--- Short exercise ---
Return the lines below verbatim, from the first line of the records through the line containing "- databoks-logo[interactable]: ıı̍ı", with both ends included.

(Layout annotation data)
- - - - -

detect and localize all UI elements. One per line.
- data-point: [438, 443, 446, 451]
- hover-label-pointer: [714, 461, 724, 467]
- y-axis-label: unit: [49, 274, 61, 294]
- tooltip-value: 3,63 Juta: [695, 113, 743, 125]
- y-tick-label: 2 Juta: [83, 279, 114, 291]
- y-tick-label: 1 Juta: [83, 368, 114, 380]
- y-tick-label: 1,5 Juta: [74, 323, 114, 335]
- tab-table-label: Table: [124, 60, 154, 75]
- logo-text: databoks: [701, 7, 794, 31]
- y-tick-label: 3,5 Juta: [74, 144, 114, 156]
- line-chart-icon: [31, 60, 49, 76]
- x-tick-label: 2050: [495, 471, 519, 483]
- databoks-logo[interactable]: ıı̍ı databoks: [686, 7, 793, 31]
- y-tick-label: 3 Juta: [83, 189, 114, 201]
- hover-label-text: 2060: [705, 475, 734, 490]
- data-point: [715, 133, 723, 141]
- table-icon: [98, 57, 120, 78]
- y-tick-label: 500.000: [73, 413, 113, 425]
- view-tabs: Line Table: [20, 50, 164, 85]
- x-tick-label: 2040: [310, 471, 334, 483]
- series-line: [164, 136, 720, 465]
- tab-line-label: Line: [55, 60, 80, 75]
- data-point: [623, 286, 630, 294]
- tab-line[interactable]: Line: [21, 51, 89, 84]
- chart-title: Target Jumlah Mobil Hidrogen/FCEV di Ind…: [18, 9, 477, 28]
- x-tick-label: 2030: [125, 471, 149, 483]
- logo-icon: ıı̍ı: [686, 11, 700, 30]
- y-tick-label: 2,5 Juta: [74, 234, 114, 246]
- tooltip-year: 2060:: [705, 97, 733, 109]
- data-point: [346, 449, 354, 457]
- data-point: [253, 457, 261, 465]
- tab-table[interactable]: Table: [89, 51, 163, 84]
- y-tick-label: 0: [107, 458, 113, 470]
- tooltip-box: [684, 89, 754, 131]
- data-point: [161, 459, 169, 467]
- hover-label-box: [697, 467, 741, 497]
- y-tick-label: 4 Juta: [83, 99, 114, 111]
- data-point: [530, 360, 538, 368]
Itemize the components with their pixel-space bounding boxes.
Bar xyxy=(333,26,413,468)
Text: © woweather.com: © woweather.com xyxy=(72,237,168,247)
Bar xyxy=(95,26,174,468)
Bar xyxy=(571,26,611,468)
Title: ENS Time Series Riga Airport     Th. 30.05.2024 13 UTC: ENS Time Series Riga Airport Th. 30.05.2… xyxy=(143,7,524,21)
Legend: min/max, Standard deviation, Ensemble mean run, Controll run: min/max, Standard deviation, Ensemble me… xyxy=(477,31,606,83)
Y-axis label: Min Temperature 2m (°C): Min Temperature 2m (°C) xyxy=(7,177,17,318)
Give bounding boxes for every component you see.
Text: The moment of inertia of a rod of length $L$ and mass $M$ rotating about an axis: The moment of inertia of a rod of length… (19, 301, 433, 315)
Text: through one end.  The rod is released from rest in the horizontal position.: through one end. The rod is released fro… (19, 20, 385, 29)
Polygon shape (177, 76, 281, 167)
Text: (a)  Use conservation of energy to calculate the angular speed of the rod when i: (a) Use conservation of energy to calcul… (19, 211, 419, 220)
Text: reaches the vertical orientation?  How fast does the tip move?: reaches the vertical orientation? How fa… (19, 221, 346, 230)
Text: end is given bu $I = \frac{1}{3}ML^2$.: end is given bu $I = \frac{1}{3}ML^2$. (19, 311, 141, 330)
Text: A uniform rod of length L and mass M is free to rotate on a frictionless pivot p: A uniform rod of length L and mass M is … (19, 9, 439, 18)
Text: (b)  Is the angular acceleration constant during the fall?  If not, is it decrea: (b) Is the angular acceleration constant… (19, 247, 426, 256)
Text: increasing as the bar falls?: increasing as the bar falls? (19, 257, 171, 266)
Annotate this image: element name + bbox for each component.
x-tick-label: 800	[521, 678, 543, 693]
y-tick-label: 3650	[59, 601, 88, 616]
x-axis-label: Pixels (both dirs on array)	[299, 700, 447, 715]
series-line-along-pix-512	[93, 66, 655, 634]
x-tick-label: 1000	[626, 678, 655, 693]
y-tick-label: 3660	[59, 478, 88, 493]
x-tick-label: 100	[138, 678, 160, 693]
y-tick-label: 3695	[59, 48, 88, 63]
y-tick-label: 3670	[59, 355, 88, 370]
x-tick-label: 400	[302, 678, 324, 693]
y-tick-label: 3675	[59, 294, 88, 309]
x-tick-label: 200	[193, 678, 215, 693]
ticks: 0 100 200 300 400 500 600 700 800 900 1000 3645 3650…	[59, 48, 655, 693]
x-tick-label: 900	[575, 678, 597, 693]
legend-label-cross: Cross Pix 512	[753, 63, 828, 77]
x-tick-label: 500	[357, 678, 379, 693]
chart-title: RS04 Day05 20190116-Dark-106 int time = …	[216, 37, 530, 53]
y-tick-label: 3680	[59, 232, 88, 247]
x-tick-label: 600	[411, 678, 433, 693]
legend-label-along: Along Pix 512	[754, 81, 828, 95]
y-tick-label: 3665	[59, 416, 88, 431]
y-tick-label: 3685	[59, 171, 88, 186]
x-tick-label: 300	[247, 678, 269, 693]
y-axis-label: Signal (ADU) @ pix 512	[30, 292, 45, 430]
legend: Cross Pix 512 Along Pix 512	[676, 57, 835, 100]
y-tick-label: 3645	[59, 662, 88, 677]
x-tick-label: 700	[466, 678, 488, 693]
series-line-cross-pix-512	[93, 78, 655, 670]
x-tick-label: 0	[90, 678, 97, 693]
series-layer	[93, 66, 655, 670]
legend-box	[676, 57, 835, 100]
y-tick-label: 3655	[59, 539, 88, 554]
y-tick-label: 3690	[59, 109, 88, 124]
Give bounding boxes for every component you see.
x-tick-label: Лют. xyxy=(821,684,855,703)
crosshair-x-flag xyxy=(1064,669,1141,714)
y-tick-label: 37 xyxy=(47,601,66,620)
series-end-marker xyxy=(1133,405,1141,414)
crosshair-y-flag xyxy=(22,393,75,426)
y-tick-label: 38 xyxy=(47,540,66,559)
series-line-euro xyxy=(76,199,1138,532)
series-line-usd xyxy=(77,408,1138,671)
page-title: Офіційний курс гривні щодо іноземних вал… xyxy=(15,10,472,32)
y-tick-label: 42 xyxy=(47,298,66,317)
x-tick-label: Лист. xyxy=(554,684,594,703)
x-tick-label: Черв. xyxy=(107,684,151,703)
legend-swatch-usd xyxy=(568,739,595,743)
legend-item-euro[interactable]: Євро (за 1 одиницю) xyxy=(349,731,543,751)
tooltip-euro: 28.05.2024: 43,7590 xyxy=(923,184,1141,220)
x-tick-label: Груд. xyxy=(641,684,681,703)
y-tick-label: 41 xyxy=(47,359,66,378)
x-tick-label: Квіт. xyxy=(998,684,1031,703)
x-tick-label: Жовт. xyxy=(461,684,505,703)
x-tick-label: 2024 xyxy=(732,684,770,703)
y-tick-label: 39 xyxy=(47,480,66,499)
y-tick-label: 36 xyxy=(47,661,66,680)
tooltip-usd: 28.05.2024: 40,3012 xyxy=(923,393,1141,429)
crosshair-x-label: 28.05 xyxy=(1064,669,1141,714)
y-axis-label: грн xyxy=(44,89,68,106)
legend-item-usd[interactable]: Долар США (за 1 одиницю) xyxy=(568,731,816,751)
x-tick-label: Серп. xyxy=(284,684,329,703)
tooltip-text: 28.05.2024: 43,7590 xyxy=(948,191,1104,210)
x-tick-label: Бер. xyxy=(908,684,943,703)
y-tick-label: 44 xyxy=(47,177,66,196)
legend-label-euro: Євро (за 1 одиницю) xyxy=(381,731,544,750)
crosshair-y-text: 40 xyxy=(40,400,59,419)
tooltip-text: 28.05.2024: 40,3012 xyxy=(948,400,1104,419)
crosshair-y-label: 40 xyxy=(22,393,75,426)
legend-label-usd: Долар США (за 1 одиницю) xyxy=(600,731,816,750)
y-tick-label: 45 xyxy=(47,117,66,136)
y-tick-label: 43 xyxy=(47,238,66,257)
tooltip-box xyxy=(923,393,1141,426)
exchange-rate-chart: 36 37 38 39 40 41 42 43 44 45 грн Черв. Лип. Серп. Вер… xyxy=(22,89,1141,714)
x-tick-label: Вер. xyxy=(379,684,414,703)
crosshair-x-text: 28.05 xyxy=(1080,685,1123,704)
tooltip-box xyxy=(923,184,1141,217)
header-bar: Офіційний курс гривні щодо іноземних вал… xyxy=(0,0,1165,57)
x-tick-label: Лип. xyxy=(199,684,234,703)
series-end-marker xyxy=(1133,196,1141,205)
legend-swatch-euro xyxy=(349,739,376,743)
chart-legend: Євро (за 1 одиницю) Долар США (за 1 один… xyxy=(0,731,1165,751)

- - - - -

--- Correct response ---
detect and localize all UI elements. One per line.
- data-point: [438, 443, 446, 451]
- hover-label-pointer: [714, 461, 724, 467]
- y-axis-label: unit: [49, 274, 61, 294]
- tooltip-value: 3,63 Juta: [695, 113, 743, 125]
- y-tick-label: 2 Juta: [83, 279, 114, 291]
- y-tick-label: 1 Juta: [83, 368, 114, 380]
- y-tick-label: 1,5 Juta: [74, 323, 114, 335]
- tab-table-label: Table: [124, 60, 154, 75]
- logo-text: databoks: [701, 7, 794, 31]
- y-tick-label: 3,5 Juta: [74, 144, 114, 156]
- line-chart-icon: [31, 60, 49, 76]
- x-tick-label: 2050: [495, 471, 519, 483]
- databoks-logo[interactable]: ıı̍ı databoks: [686, 7, 793, 31]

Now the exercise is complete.